[Stored items]
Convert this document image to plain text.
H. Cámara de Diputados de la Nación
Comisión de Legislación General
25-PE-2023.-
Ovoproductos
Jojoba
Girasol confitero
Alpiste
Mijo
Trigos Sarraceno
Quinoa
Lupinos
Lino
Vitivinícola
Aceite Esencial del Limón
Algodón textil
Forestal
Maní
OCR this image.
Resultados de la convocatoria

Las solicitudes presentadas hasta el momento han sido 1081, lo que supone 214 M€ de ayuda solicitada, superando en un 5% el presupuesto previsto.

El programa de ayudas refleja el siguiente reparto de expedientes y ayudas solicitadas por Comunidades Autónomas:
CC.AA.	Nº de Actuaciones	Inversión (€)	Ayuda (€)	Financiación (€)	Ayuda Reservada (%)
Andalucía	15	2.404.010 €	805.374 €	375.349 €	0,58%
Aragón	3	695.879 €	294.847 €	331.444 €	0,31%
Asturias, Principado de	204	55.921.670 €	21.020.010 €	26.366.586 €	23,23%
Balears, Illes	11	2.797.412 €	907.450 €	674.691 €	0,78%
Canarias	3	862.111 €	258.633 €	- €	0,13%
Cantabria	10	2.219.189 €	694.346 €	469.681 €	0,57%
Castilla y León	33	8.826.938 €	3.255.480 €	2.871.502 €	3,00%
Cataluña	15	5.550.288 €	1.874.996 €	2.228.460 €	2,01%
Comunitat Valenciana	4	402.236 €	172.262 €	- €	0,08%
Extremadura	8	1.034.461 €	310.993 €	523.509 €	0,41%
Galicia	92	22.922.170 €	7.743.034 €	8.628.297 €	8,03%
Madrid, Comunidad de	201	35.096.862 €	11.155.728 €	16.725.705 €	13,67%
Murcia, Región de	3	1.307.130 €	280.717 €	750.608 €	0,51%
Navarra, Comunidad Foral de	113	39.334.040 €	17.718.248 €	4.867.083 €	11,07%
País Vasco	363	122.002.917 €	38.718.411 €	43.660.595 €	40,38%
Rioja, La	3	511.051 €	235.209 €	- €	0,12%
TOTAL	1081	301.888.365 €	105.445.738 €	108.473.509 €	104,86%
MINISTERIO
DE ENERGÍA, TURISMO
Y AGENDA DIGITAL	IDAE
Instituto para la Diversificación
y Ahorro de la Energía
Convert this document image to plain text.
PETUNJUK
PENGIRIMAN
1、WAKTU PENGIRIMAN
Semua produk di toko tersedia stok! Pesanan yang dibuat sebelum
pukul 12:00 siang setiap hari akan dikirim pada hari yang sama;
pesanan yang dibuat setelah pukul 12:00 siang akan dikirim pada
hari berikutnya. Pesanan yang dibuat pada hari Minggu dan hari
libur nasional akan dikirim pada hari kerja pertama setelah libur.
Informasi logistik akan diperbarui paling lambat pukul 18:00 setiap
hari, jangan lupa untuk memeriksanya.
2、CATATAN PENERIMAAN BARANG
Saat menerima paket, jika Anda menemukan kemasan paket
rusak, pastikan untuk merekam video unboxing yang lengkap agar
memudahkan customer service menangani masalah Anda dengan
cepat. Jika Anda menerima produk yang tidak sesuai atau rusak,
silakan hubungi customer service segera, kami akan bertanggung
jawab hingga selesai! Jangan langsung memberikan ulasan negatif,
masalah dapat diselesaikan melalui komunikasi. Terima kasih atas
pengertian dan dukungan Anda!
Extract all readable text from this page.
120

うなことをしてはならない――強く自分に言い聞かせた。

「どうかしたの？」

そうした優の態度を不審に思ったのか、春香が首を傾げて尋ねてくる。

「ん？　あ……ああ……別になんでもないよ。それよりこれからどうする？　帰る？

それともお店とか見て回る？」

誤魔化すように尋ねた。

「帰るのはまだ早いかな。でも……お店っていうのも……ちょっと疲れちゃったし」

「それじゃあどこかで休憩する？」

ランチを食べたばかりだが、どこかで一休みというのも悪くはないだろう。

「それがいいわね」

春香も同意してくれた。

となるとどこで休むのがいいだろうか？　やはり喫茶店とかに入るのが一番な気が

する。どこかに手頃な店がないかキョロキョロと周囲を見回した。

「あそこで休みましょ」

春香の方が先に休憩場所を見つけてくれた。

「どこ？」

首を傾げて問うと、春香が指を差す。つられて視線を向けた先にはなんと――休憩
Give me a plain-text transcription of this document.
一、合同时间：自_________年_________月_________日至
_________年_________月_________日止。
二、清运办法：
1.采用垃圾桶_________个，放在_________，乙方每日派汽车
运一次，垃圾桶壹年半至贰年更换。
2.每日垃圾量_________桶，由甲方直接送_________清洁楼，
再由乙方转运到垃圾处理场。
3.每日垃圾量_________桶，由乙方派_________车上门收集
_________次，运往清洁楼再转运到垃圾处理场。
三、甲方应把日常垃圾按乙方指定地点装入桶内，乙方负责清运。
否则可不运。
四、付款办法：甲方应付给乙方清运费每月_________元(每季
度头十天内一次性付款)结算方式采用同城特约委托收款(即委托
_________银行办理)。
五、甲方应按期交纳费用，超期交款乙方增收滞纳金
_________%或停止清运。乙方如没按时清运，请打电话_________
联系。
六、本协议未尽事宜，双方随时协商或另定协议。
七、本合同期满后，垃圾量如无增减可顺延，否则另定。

● Problem statement: Please list every line of the records that contains "customer".

● Answer to the exercise:
memudahkan customer service menangani masalah Anda dengan
silakan hubungi customer service segera, kami akan bertanggung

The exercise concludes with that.